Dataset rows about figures
● ● ●

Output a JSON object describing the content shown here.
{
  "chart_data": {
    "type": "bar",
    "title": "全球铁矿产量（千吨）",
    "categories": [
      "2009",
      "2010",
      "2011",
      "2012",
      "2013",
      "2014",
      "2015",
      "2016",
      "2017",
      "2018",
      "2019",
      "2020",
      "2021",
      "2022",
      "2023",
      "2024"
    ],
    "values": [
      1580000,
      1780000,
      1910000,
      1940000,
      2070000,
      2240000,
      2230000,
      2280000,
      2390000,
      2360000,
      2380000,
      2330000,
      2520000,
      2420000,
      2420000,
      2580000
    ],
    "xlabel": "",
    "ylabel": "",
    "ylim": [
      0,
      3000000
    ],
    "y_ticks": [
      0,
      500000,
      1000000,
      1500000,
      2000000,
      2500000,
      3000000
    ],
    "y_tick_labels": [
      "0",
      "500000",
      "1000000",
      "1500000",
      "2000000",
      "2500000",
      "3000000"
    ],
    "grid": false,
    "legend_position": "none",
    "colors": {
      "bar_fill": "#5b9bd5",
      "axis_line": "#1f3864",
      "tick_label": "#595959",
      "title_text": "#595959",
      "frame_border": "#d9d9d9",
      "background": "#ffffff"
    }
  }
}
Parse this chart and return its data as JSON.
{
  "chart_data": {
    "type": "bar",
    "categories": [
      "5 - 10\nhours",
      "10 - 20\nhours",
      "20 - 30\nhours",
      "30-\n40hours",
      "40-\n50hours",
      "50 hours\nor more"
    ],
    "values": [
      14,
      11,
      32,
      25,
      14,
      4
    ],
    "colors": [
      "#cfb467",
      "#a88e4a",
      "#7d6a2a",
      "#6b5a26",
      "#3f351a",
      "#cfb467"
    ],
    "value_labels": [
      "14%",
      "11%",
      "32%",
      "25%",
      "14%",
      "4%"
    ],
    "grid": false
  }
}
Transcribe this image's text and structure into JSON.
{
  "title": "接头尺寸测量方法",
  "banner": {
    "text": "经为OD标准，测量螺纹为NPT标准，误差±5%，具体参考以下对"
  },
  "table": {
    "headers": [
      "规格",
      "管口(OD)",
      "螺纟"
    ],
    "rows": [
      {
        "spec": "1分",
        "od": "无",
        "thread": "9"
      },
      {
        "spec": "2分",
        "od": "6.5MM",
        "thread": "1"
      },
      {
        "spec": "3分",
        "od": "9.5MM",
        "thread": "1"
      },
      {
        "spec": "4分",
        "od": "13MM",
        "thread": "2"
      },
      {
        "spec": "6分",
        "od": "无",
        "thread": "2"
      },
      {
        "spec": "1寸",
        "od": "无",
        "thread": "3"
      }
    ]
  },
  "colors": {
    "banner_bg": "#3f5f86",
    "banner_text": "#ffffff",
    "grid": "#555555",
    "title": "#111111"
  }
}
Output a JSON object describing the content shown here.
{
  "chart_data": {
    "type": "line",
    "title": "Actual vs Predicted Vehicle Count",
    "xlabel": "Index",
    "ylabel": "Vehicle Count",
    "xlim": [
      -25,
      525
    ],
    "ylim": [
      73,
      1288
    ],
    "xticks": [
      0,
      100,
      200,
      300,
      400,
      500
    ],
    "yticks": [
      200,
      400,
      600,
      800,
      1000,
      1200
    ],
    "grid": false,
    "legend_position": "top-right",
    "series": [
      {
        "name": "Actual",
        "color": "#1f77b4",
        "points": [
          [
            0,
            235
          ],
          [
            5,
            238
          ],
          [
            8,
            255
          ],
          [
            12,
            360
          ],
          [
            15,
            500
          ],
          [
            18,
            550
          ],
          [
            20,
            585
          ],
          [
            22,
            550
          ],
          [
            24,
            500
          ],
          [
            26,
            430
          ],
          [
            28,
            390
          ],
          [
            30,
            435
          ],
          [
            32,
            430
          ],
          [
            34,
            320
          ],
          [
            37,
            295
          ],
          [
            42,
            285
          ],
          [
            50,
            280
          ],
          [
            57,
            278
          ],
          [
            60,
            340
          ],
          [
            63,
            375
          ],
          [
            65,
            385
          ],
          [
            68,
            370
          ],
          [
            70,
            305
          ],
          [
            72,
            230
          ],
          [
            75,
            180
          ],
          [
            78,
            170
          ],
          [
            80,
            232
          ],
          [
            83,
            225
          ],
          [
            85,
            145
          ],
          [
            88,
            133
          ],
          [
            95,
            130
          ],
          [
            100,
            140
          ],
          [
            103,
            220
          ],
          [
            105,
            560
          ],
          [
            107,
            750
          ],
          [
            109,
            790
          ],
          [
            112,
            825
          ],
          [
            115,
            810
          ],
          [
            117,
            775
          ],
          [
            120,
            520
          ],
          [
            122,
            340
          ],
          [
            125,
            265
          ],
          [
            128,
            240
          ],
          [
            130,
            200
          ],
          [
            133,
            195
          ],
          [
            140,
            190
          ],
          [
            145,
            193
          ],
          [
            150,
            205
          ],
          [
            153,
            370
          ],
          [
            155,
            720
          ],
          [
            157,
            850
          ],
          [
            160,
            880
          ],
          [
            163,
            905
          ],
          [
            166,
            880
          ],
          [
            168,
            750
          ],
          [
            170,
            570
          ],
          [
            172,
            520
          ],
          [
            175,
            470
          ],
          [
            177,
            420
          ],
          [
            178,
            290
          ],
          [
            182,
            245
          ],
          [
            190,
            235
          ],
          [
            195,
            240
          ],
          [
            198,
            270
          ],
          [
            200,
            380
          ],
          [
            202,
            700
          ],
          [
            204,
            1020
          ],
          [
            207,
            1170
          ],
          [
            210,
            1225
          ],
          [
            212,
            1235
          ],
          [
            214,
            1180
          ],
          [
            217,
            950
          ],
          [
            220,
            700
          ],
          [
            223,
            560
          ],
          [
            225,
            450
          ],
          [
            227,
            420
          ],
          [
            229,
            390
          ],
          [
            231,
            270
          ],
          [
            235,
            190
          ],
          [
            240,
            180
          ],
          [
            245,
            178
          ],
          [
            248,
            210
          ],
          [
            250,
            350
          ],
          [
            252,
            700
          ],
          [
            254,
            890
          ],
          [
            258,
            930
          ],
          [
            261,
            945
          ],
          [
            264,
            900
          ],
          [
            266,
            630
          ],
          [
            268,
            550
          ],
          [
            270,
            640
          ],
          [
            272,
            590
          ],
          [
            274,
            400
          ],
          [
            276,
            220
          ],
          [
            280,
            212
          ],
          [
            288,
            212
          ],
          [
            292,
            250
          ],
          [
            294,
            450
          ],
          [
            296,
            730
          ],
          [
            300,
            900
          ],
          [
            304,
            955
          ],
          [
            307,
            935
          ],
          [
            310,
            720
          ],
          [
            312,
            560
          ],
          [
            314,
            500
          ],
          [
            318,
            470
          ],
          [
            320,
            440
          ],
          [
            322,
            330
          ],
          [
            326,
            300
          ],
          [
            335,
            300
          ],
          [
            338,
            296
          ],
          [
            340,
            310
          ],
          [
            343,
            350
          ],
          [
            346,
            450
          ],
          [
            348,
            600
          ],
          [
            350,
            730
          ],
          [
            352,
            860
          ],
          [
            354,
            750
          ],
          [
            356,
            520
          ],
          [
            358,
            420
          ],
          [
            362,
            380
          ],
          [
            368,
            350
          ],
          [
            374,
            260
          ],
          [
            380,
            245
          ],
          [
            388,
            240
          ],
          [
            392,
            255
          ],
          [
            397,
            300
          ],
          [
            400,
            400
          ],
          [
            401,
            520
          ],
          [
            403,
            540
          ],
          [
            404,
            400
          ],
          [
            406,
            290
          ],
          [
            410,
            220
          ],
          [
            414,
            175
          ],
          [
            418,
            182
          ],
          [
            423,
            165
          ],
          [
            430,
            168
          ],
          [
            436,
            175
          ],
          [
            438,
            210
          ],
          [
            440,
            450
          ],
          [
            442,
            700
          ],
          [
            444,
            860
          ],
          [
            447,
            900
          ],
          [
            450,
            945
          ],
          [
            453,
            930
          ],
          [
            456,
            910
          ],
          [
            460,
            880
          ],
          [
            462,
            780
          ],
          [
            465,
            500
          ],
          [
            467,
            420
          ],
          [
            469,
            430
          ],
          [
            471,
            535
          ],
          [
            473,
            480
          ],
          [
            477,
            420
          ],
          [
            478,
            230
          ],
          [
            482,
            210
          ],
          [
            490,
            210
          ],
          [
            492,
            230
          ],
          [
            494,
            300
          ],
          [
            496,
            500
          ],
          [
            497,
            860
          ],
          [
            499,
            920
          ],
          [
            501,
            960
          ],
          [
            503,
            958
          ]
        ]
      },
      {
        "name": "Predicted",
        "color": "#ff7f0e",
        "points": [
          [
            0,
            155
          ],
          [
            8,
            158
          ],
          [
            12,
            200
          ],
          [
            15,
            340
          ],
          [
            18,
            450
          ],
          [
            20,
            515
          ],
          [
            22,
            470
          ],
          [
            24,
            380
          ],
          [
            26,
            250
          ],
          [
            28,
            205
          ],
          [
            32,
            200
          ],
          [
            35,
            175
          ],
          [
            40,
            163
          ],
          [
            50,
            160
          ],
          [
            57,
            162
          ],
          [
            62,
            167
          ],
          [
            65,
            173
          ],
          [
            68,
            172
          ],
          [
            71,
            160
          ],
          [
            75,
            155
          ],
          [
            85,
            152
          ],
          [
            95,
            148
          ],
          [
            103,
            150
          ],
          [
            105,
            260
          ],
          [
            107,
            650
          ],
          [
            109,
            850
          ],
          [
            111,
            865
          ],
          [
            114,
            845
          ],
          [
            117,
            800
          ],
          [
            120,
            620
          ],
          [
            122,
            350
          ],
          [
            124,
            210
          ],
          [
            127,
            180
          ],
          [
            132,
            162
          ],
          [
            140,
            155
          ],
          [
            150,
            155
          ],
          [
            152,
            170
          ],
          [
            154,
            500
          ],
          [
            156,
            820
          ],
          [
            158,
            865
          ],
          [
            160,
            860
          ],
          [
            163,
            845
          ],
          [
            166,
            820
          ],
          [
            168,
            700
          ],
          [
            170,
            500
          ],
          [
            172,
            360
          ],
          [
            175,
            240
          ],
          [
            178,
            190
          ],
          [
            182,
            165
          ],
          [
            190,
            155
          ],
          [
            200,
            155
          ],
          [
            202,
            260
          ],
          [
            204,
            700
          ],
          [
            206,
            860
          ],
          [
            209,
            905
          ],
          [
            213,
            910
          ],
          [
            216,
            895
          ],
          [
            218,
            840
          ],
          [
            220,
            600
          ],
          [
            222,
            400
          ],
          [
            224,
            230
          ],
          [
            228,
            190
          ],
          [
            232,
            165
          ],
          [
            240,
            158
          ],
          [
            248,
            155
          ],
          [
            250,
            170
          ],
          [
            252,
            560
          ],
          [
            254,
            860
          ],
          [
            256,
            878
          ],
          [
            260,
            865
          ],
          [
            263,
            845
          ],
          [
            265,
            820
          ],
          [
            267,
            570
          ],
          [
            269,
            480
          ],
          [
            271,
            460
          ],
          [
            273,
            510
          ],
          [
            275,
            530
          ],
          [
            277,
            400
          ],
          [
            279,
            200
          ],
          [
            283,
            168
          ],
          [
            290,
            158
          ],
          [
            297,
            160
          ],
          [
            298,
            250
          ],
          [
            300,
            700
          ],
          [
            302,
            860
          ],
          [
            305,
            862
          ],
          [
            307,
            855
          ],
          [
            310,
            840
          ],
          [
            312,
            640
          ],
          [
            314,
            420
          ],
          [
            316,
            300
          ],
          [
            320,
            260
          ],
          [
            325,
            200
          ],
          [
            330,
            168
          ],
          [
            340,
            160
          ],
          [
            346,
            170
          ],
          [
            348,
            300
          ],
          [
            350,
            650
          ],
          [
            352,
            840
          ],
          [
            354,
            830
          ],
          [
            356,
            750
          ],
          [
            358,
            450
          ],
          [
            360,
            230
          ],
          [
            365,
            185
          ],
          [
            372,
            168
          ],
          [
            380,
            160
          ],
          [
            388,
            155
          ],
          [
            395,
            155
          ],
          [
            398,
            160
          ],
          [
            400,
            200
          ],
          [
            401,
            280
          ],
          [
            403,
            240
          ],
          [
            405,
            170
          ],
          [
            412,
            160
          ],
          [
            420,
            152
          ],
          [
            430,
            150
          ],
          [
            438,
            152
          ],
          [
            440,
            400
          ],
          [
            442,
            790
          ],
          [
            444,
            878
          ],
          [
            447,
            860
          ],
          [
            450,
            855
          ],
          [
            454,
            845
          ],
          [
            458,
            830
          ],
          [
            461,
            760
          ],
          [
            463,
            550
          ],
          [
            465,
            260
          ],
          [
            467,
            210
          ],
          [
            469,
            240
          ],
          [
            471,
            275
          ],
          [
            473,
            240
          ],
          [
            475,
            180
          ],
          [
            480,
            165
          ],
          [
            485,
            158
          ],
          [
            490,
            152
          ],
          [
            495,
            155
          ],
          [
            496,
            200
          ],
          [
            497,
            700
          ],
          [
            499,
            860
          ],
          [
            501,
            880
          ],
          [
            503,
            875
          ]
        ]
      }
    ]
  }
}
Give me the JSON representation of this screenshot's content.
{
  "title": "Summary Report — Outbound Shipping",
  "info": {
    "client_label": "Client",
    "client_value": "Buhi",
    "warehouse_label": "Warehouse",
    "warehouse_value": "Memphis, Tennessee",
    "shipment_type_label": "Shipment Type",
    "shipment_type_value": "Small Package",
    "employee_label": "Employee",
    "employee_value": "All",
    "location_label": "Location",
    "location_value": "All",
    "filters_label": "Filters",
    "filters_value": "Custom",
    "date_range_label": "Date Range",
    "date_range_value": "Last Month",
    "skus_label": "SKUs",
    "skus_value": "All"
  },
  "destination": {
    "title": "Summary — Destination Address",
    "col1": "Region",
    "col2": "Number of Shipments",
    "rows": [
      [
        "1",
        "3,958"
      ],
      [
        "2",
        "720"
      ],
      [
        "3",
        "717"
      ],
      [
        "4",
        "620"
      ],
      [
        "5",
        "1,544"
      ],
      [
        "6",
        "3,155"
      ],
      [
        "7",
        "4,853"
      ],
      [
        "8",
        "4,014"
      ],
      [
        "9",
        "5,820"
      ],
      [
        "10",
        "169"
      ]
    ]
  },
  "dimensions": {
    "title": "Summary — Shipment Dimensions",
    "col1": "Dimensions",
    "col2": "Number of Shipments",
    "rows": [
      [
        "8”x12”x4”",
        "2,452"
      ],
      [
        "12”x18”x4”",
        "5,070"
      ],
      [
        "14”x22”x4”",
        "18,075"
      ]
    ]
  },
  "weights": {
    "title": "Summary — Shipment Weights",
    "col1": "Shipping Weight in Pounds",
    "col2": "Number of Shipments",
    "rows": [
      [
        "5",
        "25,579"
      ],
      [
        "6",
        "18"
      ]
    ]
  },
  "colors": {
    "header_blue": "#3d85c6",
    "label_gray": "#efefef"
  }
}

● ● ●

_TO BE DONE:_
Copy out each line that contains the word "Predicted".

_SOLUTION FOR THIS TASK:_
    "title": "Actual vs Predicted Vehicle Count",
        "name": "Predicted",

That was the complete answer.